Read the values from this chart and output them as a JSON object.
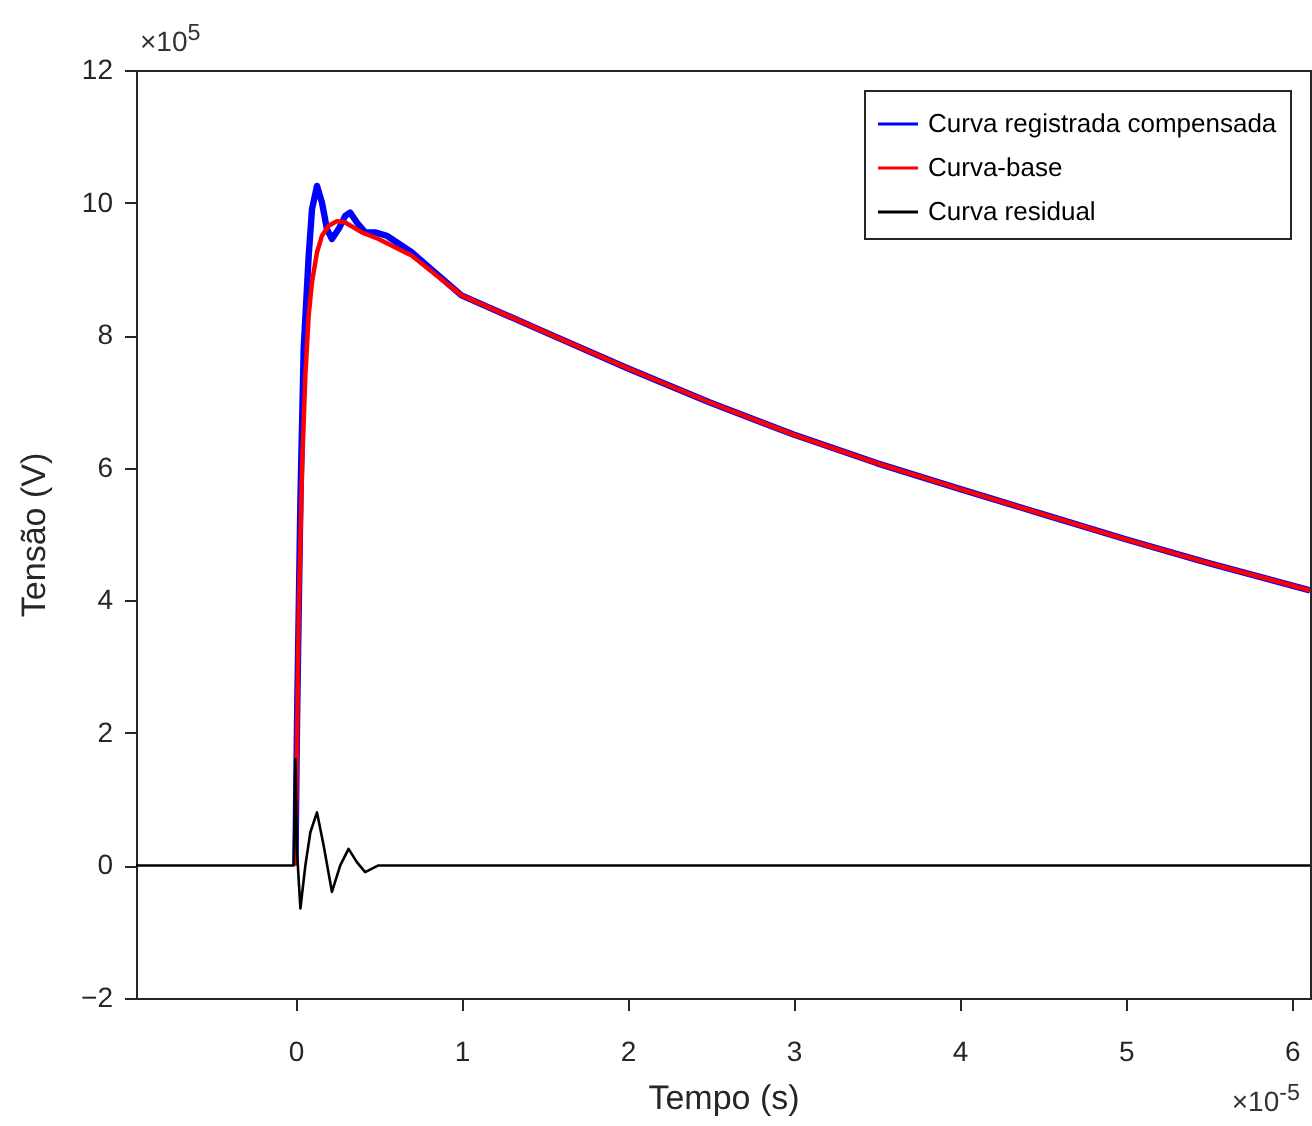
{
  "chart_data": {
    "type": "line",
    "xlabel": "Tempo (s)",
    "ylabel": "Tensão (V)",
    "annotations": [
      "×10$^{5}$",
      "×10$^{-5}$"
    ],
    "xlim": [
      -0.96,
      6.11
    ],
    "ylim": [
      -2,
      12
    ],
    "xticks": [
      0,
      1,
      2,
      3,
      4,
      5,
      6
    ],
    "yticks": [
      -2,
      0,
      2,
      4,
      6,
      8,
      10,
      12
    ],
    "grid": false,
    "legend": "top right",
    "marker": "none",
    "line_style": "solid",
    "series": [
      {
        "name": "Curva registrada compensada",
        "color": "#0000ff",
        "x": [
          0,
          0.01,
          0.03,
          0.05,
          0.08,
          0.1,
          0.13,
          0.16,
          0.19,
          0.22,
          0.26,
          0.3,
          0.33,
          0.37,
          0.42,
          0.48,
          0.55,
          0.7,
          1,
          1.5,
          2,
          2.5,
          3,
          3.5,
          4,
          4.5,
          5,
          5.5,
          6.11
        ],
        "values": [
          0,
          2.2,
          5.5,
          7.8,
          9.2,
          9.9,
          10.25,
          10,
          9.6,
          9.45,
          9.6,
          9.8,
          9.85,
          9.7,
          9.55,
          9.55,
          9.5,
          9.25,
          8.6,
          8.05,
          7.5,
          6.98,
          6.5,
          6.07,
          5.68,
          5.3,
          4.92,
          4.56,
          4.15
        ]
      },
      {
        "name": "Curva-base",
        "color": "#ff0000",
        "x": [
          0,
          0.01,
          0.02,
          0.04,
          0.06,
          0.08,
          0.1,
          0.13,
          0.16,
          0.2,
          0.25,
          0.3,
          0.4,
          0.5,
          0.7,
          1,
          1.5,
          2,
          2.5,
          3,
          3.5,
          4,
          4.5,
          5,
          5.5,
          6.11
        ],
        "values": [
          0,
          2,
          3.8,
          6,
          7.4,
          8.3,
          8.8,
          9.25,
          9.5,
          9.65,
          9.72,
          9.7,
          9.55,
          9.45,
          9.2,
          8.6,
          8.05,
          7.5,
          6.98,
          6.5,
          6.07,
          5.68,
          5.3,
          4.92,
          4.56,
          4.15
        ]
      },
      {
        "name": "Curva residual",
        "color": "#000000",
        "x": [
          -0.96,
          -0.01,
          0,
          0.01,
          0.03,
          0.06,
          0.09,
          0.13,
          0.17,
          0.22,
          0.27,
          0.32,
          0.37,
          0.42,
          0.5,
          1,
          2,
          3,
          4,
          5,
          6.11
        ],
        "values": [
          0,
          0,
          1.6,
          0.2,
          -0.65,
          0,
          0.5,
          0.8,
          0.3,
          -0.4,
          0,
          0.25,
          0.05,
          -0.1,
          0,
          0,
          0,
          0,
          0,
          0,
          0
        ]
      }
    ]
  }
}
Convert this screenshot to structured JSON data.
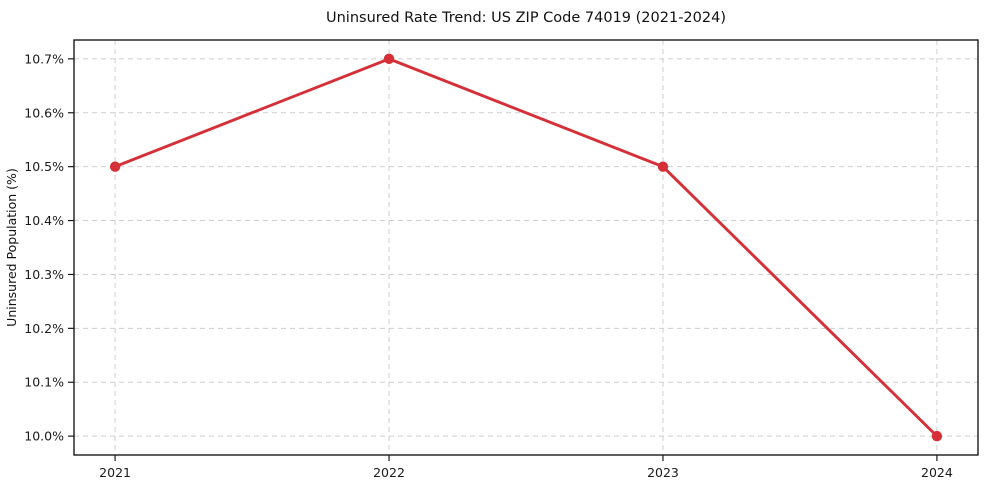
{
  "chart_data": {
    "type": "line",
    "title": "Uninsured Rate Trend: US ZIP Code 74019 (2021-2024)",
    "xlabel": "",
    "ylabel": "Uninsured Population (%)",
    "x": [
      2021,
      2022,
      2023,
      2024
    ],
    "values": [
      10.5,
      10.7,
      10.5,
      10.0
    ],
    "x_tick_labels": [
      "2021",
      "2022",
      "2023",
      "2024"
    ],
    "y_ticks": [
      10.0,
      10.1,
      10.2,
      10.3,
      10.4,
      10.5,
      10.6,
      10.7
    ],
    "y_tick_labels": [
      "10.0%",
      "10.1%",
      "10.2%",
      "10.3%",
      "10.4%",
      "10.5%",
      "10.6%",
      "10.7%"
    ],
    "xlim": [
      2020.85,
      2024.15
    ],
    "ylim": [
      9.965,
      10.735
    ],
    "grid": true,
    "grid_style": "dashed",
    "legend": "none",
    "marker": "circle",
    "colors": {
      "line": "#d53038",
      "marker": "#d53038",
      "grid": "#cfcfcf",
      "axis": "#1a1a1a",
      "text": "#1a1a1a",
      "background": "#ffffff"
    }
  }
}
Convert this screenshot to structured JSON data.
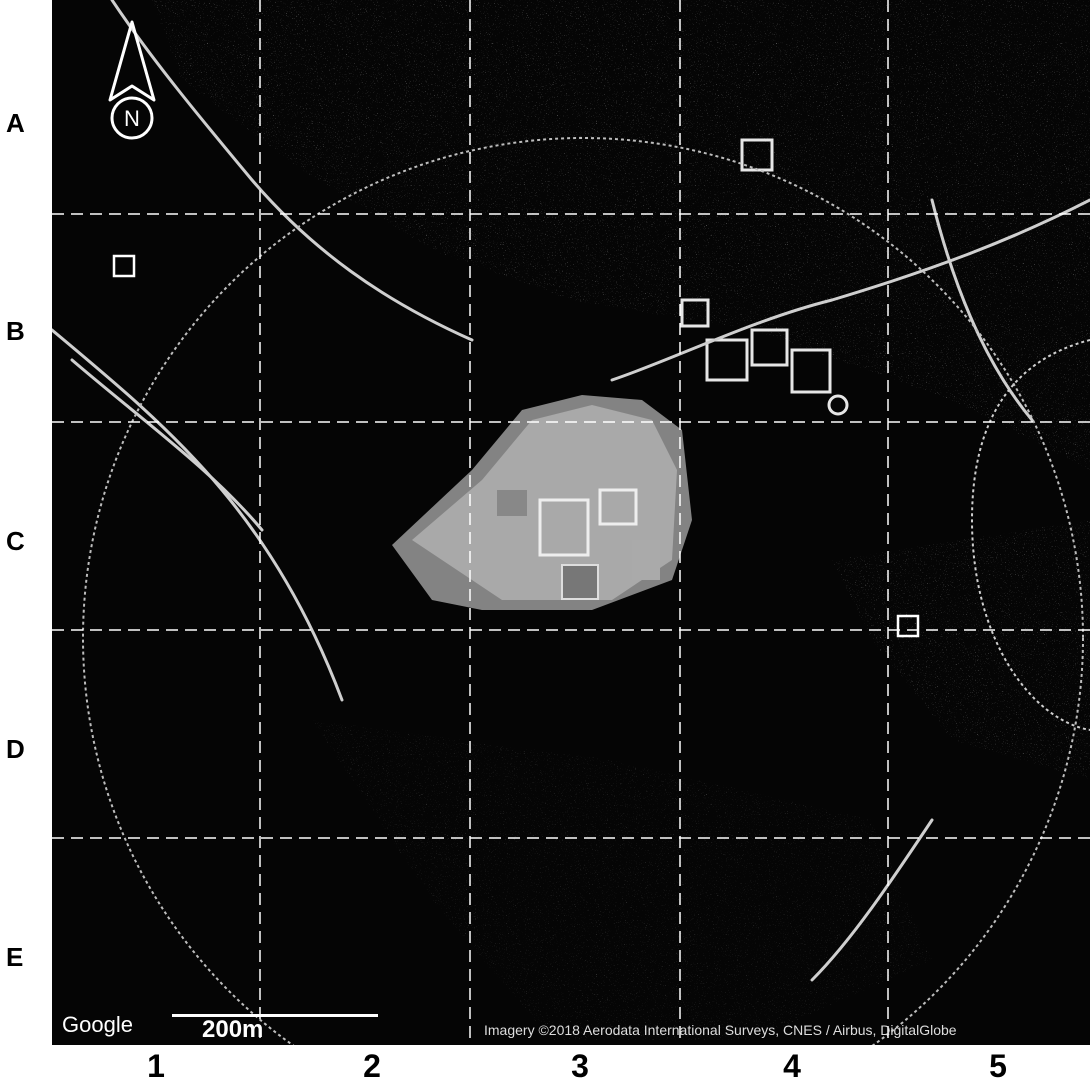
{
  "map": {
    "provider_logo": "Google",
    "scale_label": "200m",
    "attribution": "Imagery ©2018 Aerodata International Surveys, CNES / Airbus, DigitalGlobe",
    "north_label": "N",
    "row_labels": [
      "A",
      "B",
      "C",
      "D",
      "E"
    ],
    "column_labels": [
      "1",
      "2",
      "3",
      "4",
      "5"
    ],
    "icons": {
      "north_arrow": "north-arrow-icon",
      "marker": "square-marker-icon"
    },
    "colors": {
      "background": "#050505",
      "grid": "#ffffff",
      "labels": "#000000"
    }
  }
}
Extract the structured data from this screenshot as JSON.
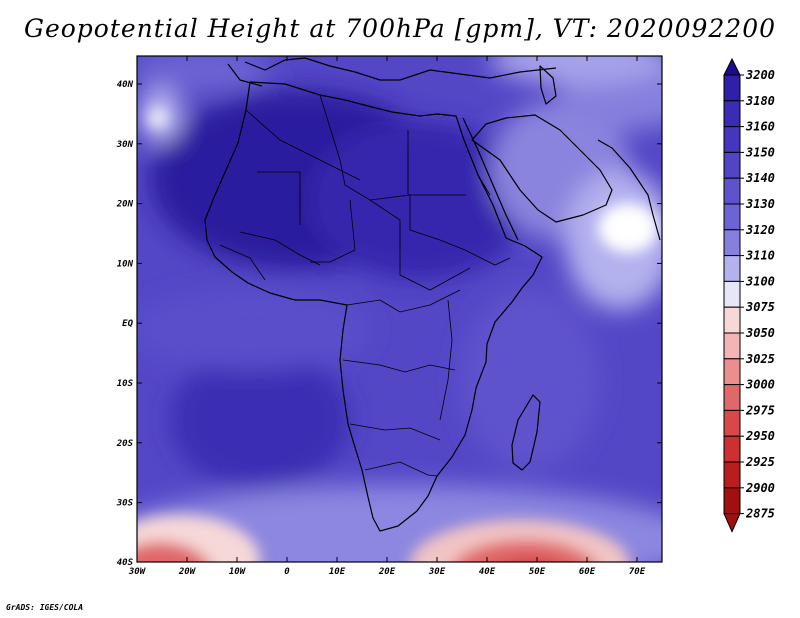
{
  "title": "Geopotential Height at 700hPa [gpm], VT: 2020092200",
  "credit": "GrADS: IGES/COLA",
  "map": {
    "lat_labels": [
      "40N",
      "30N",
      "20N",
      "10N",
      "EQ",
      "10S",
      "20S",
      "30S",
      "40S"
    ],
    "lon_labels": [
      "30W",
      "20W",
      "10W",
      "0",
      "10E",
      "20E",
      "30E",
      "40E",
      "50E",
      "60E",
      "70E"
    ]
  },
  "colorbar": {
    "levels": [
      "3200",
      "3180",
      "3160",
      "3150",
      "3140",
      "3130",
      "3120",
      "3110",
      "3100",
      "3075",
      "3050",
      "3025",
      "3000",
      "2975",
      "2950",
      "2925",
      "2900",
      "2875"
    ],
    "colors": [
      "#1a0a8c",
      "#2e20a8",
      "#3a2db4",
      "#4536bd",
      "#5144c5",
      "#5e53cc",
      "#6c63d4",
      "#8580dd",
      "#b3b1ee",
      "#e6e6f8",
      "#f7d8d8",
      "#f2b4b4",
      "#ea8e8e",
      "#e06868",
      "#d84848",
      "#cc3030",
      "#b81e1e",
      "#a01010"
    ]
  }
}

GOAL: Give only the number of lines in the listing above that include the string "from".

WRITTEN RESPONSE: 2